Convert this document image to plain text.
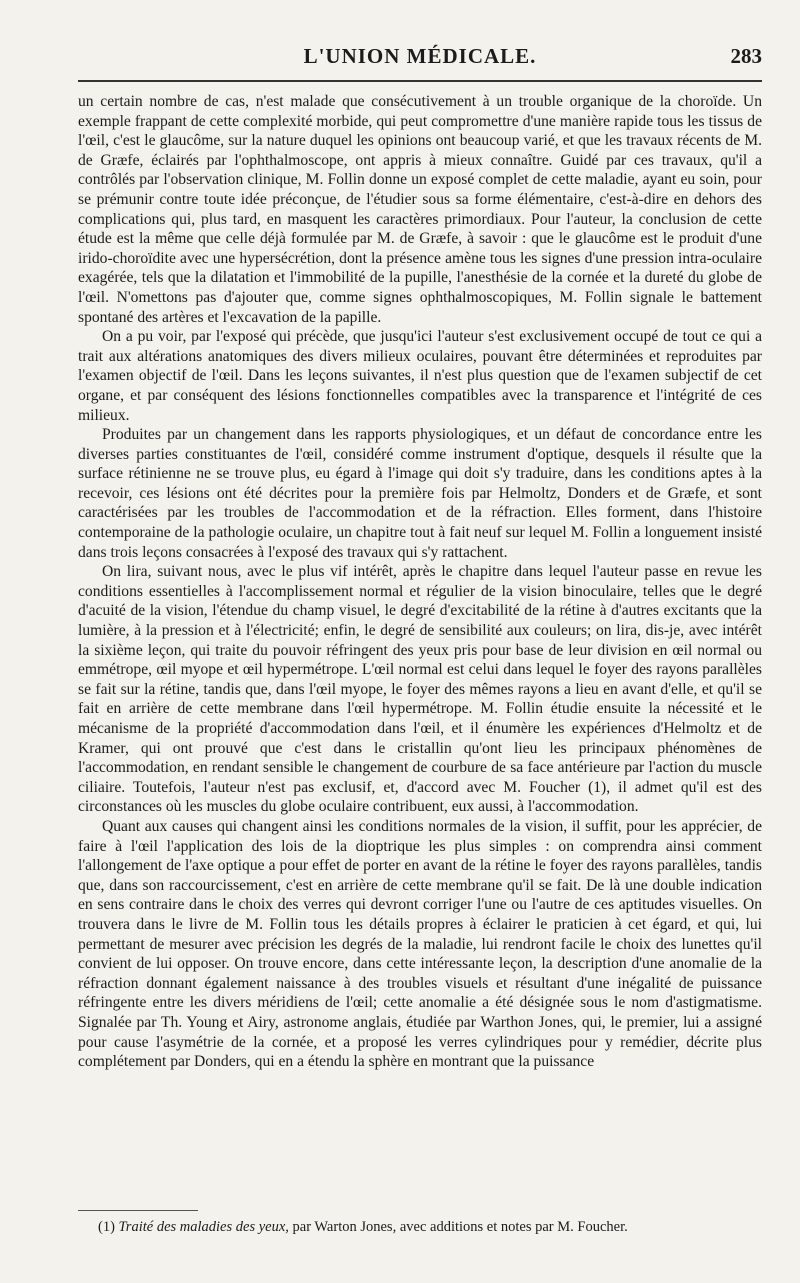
L'UNION MÉDICALE.	283

un certain nombre de cas, n'est malade que consécutivement à un trouble organique de la choroïde. Un exemple frappant de cette complexité morbide, qui peut compromettre d'une manière rapide tous les tissus de l'œil, c'est le glaucôme, sur la nature duquel les opinions ont beaucoup varié, et que les travaux récents de M. de Græfe, éclairés par l'ophthalmoscope, ont appris à mieux connaître. Guidé par ces travaux, qu'il a contrôlés par l'observation clinique, M. Follin donne un exposé complet de cette maladie, ayant eu soin, pour se prémunir contre toute idée préconçue, de l'étudier sous sa forme élémentaire, c'est-à-dire en dehors des complications qui, plus tard, en masquent les caractères primordiaux. Pour l'auteur, la conclusion de cette étude est la même que celle déjà formulée par M. de Græfe, à savoir : que le glaucôme est le produit d'une irido-choroïdite avec une hypersécrétion, dont la présence amène tous les signes d'une pression intra-oculaire exagérée, tels que la dilatation et l'immobilité de la pupille, l'anesthésie de la cornée et la dureté du globe de l'œil. N'omettons pas d'ajouter que, comme signes ophthalmoscopiques, M. Follin signale le battement spontané des artères et l'excavation de la papille.

On a pu voir, par l'exposé qui précède, que jusqu'ici l'auteur s'est exclusivement occupé de tout ce qui a trait aux altérations anatomiques des divers milieux oculaires, pouvant être déterminées et reproduites par l'examen objectif de l'œil. Dans les leçons suivantes, il n'est plus question que de l'examen subjectif de cet organe, et par conséquent des lésions fonctionnelles compatibles avec la transparence et l'intégrité de ces milieux.

Produites par un changement dans les rapports physiologiques, et un défaut de concordance entre les diverses parties constituantes de l'œil, considéré comme instrument d'optique, desquels il résulte que la surface rétinienne ne se trouve plus, eu égard à l'image qui doit s'y traduire, dans les conditions aptes à la recevoir, ces lésions ont été décrites pour la première fois par Helmoltz, Donders et de Græfe, et sont caractérisées par les troubles de l'accommodation et de la réfraction. Elles forment, dans l'histoire contemporaine de la pathologie oculaire, un chapitre tout à fait neuf sur lequel M. Follin a longuement insisté dans trois leçons consacrées à l'exposé des travaux qui s'y rattachent.

On lira, suivant nous, avec le plus vif intérêt, après le chapitre dans lequel l'auteur passe en revue les conditions essentielles à l'accomplissement normal et régulier de la vision binoculaire, telles que le degré d'acuité de la vision, l'étendue du champ visuel, le degré d'excitabilité de la rétine à d'autres excitants que la lumière, à la pression et à l'électricité; enfin, le degré de sensibilité aux couleurs; on lira, dis-je, avec intérêt la sixième leçon, qui traite du pouvoir réfringent des yeux pris pour base de leur division en œil normal ou emmétrope, œil myope et œil hypermétrope. L'œil normal est celui dans lequel le foyer des rayons parallèles se fait sur la rétine, tandis que, dans l'œil myope, le foyer des mêmes rayons a lieu en avant d'elle, et qu'il se fait en arrière de cette membrane dans l'œil hypermétrope. M. Follin étudie ensuite la nécessité et le mécanisme de la propriété d'accommodation dans l'œil, et il énumère les expériences d'Helmoltz et de Kramer, qui ont prouvé que c'est dans le cristallin qu'ont lieu les principaux phénomènes de l'accommodation, en rendant sensible le changement de courbure de sa face antérieure par l'action du muscle ciliaire. Toutefois, l'auteur n'est pas exclusif, et, d'accord avec M. Foucher (1), il admet qu'il est des circonstances où les muscles du globe oculaire contribuent, eux aussi, à l'accommodation.

Quant aux causes qui changent ainsi les conditions normales de la vision, il suffit, pour les apprécier, de faire à l'œil l'application des lois de la dioptrique les plus simples : on comprendra ainsi comment l'allongement de l'axe optique a pour effet de porter en avant de la rétine le foyer des rayons parallèles, tandis que, dans son raccourcissement, c'est en arrière de cette membrane qu'il se fait. De là une double indication en sens contraire dans le choix des verres qui devront corriger l'une ou l'autre de ces aptitudes visuelles. On trouvera dans le livre de M. Follin tous les détails propres à éclairer le praticien à cet égard, et qui, lui permettant de mesurer avec précision les degrés de la maladie, lui rendront facile le choix des lunettes qu'il convient de lui opposer. On trouve encore, dans cette intéressante leçon, la description d'une anomalie de la réfraction donnant également naissance à des troubles visuels et résultant d'une inégalité de puissance réfringente entre les divers méridiens de l'œil; cette anomalie a été désignée sous le nom d'astigmatisme. Signalée par Th. Young et Airy, astronome anglais, étudiée par Warthon Jones, qui, le premier, lui a assigné pour cause l'asymétrie de la cornée, et a proposé les verres cylindriques pour y remédier, décrite plus complétement par Donders, qui en a étendu la sphère en montrant que la puissance

(1) Traité des maladies des yeux, par Warton Jones, avec additions et notes par M. Foucher.
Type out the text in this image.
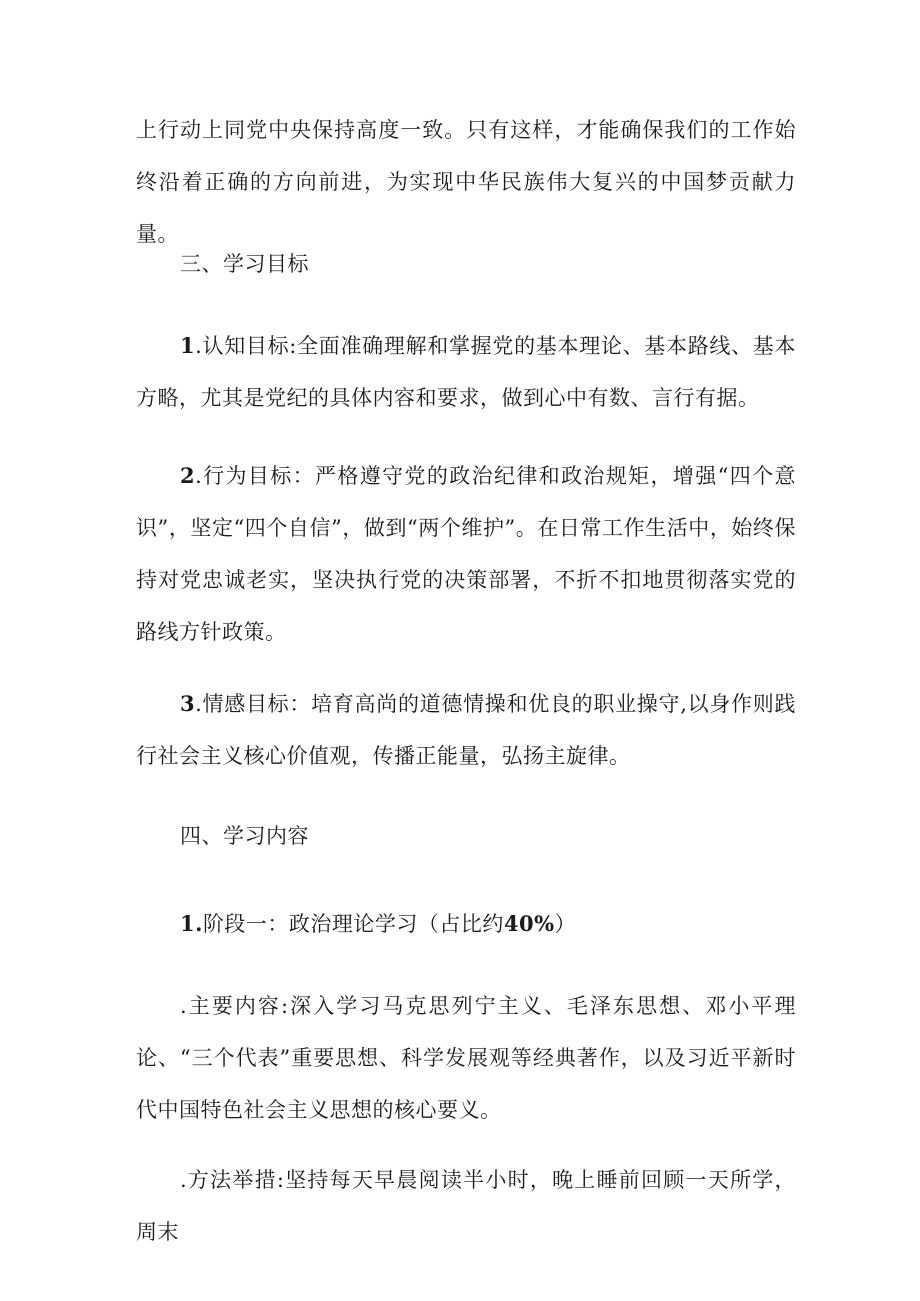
上行动上同党中央保持高度一致。只有这样，才能确保我们的工作始终沿着正确的方向前进，为实现中华民族伟大复兴的中国梦贡献力量。

三、学习目标

1.认知目标:全面准确理解和掌握党的基本理论、基本路线、基本方略，尤其是党纪的具体内容和要求，做到心中有数、言行有据。

2.行为目标：严格遵守党的政治纪律和政治规矩，增强“四个意识”，坚定“四个自信”，做到“两个维护”。在日常工作生活中，始终保持对党忠诚老实，坚决执行党的决策部署，不折不扣地贯彻落实党的路线方针政策。

3.情感目标：培育高尚的道德情操和优良的职业操守,以身作则践行社会主义核心价值观，传播正能量，弘扬主旋律。

四、学习内容

1.阶段一：政治理论学习（占比约40%）

.主要内容:深入学习马克思列宁主义、毛泽东思想、邓小平理论、“三个代表”重要思想、科学发展观等经典著作，以及习近平新时代中国特色社会主义思想的核心要义。

.方法举措:坚持每天早晨阅读半小时，晚上睡前回顾一天所学，周末
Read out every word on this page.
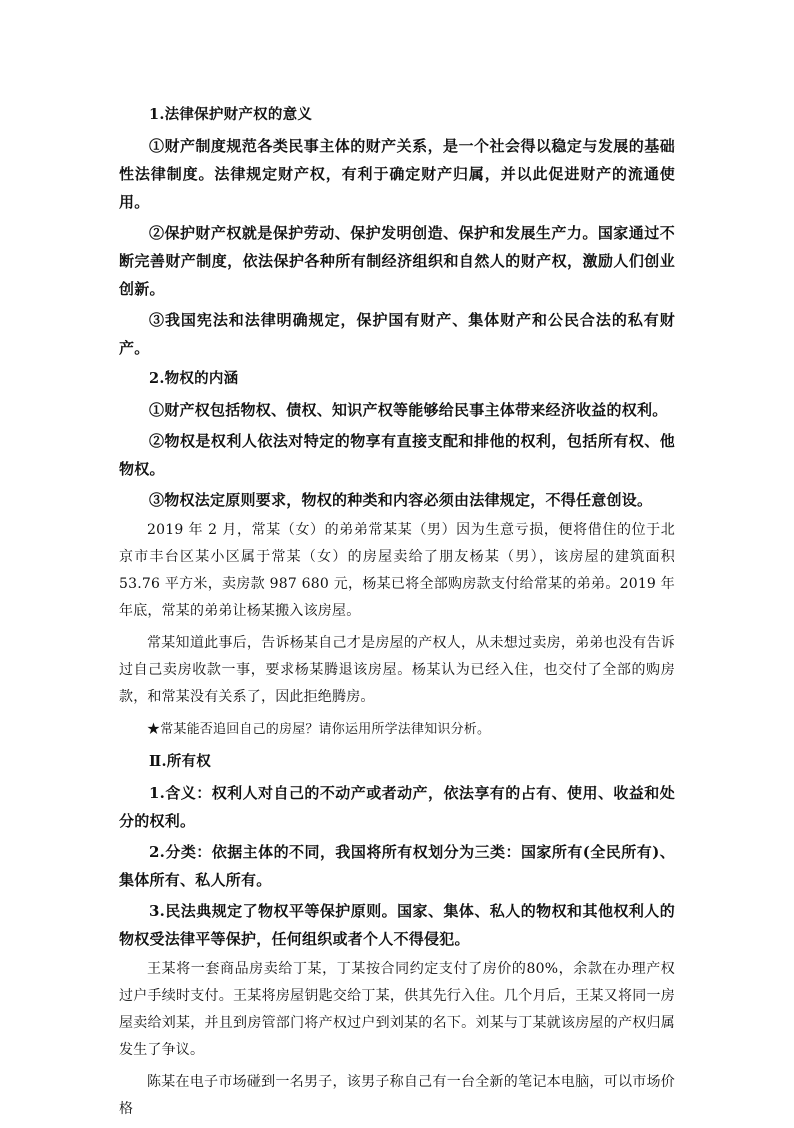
1.法律保护财产权的意义

①财产制度规范各类民事主体的财产关系，是一个社会得以稳定与发展的基础性法律制度。法律规定财产权，有利于确定财产归属，并以此促进财产的流通使用。

②保护财产权就是保护劳动、保护发明创造、保护和发展生产力。国家通过不断完善财产制度，依法保护各种所有制经济组织和自然人的财产权，激励人们创业创新。

③我国宪法和法律明确规定，保护国有财产、集体财产和公民合法的私有财产。

2.物权的内涵

①财产权包括物权、债权、知识产权等能够给民事主体带来经济收益的权利。

②物权是权利人依法对特定的物享有直接支配和排他的权利，包括所有权、他物权。

③物权法定原则要求，物权的种类和内容必须由法律规定，不得任意创设。

2019 年 2 月，常某（女）的弟弟常某某（男）因为生意亏损，便将借住的位于北京市丰台区某小区属于常某（女）的房屋卖给了朋友杨某（男），该房屋的建筑面积 53.76 平方米，卖房款 987 680 元，杨某已将全部购房款支付给常某的弟弟。2019 年年底，常某的弟弟让杨某搬入该房屋。

常某知道此事后，告诉杨某自己才是房屋的产权人，从未想过卖房，弟弟也没有告诉过自己卖房收款一事，要求杨某腾退该房屋。杨某认为已经入住，也交付了全部的购房款，和常某没有关系了，因此拒绝腾房。

★常某能否追回自己的房屋？请你运用所学法律知识分析。

Ⅱ.所有权

1.含义：权利人对自己的不动产或者动产，依法享有的占有、使用、收益和处分的权利。

2.分类：依据主体的不同，我国将所有权划分为三类：国家所有(全民所有)、集体所有、私人所有。

3.民法典规定了物权平等保护原则。国家、集体、私人的物权和其他权利人的物权受法律平等保护，任何组织或者个人不得侵犯。

王某将一套商品房卖给丁某，丁某按合同约定支付了房价的80%，余款在办理产权过户手续时支付。王某将房屋钥匙交给丁某，供其先行入住。几个月后，王某又将同一房屋卖给刘某，并且到房管部门将产权过户到刘某的名下。刘某与丁某就该房屋的产权归属发生了争议。

陈某在电子市场碰到一名男子，该男子称自己有一台全新的笔记本电脑，可以市场价格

The task | Track down every line with the word "text" and copy it.

Reply |
Convert this document image to plain text.
Type out the text in this image.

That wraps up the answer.